TASK STATEMENT:
Repeat the listing in full, preserving every character.

——————————

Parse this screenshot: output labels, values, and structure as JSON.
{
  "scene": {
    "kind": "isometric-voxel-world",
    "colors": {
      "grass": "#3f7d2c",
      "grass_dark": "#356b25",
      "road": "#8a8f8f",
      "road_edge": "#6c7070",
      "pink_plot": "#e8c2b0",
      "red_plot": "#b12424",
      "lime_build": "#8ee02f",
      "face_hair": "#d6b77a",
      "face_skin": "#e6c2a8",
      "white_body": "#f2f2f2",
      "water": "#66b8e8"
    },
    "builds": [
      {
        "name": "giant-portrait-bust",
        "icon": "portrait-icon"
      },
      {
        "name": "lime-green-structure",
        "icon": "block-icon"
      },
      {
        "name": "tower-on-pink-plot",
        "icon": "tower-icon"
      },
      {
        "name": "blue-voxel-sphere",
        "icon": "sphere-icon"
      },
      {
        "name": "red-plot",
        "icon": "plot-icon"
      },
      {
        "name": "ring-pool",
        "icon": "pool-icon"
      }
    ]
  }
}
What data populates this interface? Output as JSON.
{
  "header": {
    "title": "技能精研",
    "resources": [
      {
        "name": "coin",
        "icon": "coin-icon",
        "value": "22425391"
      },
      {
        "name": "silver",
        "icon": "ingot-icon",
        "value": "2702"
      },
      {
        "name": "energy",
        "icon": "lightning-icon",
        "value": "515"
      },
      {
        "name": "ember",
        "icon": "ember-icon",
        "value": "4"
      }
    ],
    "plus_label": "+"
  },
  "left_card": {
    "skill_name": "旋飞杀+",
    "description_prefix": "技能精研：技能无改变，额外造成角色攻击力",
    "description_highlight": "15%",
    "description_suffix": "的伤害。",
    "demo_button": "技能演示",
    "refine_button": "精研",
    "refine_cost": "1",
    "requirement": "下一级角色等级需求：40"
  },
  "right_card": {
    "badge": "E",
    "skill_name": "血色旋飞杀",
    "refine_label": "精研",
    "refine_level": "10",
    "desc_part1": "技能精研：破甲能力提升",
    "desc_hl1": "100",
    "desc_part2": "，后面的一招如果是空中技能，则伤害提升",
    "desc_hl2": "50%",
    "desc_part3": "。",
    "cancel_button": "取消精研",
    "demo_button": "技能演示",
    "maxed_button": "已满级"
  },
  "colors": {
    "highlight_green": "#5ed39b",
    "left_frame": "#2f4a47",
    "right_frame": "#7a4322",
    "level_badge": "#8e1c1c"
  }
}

——————————

ANSWER:
Parse this screenshot: output labels, values, and structure as JSON.
{
  "scene": {
    "kind": "isometric-voxel-world",
    "colors": {
      "grass": "#3f7d2c",
      "grass_dark": "#356b25",
      "road": "#8a8f8f",
      "road_edge": "#6c7070",
      "pink_plot": "#e8c2b0",
      "red_plot": "#b12424",
      "lime_build": "#8ee02f",
      "face_hair": "#d6b77a",
      "face_skin": "#e6c2a8",
      "white_body": "#f2f2f2",
      "water": "#66b8e8"
    },
    "builds": [
      {
        "name": "giant-portrait-bust",
        "icon": "portrait-icon"
      },
      {
        "name": "lime-green-structure",
        "icon": "block-icon"
      },
      {
        "name": "tower-on-pink-plot",
        "icon": "tower-icon"
      },
      {
        "name": "blue-voxel-sphere",
        "icon": "sphere-icon"
      },
      {
        "name": "red-plot",
        "icon": "plot-icon"
      },
      {
        "name": "ring-pool",
        "icon": "pool-icon"
      }
    ]
  }
}
What data populates this interface? Output as JSON.
{
  "header": {
    "title": "技能精研",
    "resources": [
      {
        "name": "coin",
        "icon": "coin-icon",
        "value": "22425391"
      },
      {
        "name": "silver",
        "icon": "ingot-icon",
        "value": "2702"
      },
      {
        "name": "energy",
        "icon": "lightning-icon",
        "value": "515"
      },
      {
        "name": "ember",
        "icon": "ember-icon",
        "value": "4"
      }
    ],
    "plus_label": "+"
  },
  "left_card": {
    "skill_name": "旋飞杀+",
    "description_prefix": "技能精研：技能无改变，额外造成角色攻击力",
    "description_highlight": "15%",
    "description_suffix": "的伤害。",
    "demo_button": "技能演示",
    "refine_button": "精研",
    "refine_cost": "1",
    "requirement": "下一级角色等级需求：40"
  },
  "right_card": {
    "badge": "E",
    "skill_name": "血色旋飞杀",
    "refine_label": "精研",
    "refine_level": "10",
    "desc_part1": "技能精研：破甲能力提升",
    "desc_hl1": "100",
    "desc_part2": "，后面的一招如果是空中技能，则伤害提升",
    "desc_hl2": "50%",
    "desc_part3": "。",
    "cancel_button": "取消精研",
    "demo_button": "技能演示",
    "maxed_button": "已满级"
  },
  "colors": {
    "highlight_green": "#5ed39b",
    "left_frame": "#2f4a47",
    "right_frame": "#7a4322",
    "level_badge": "#8e1c1c"
  }
}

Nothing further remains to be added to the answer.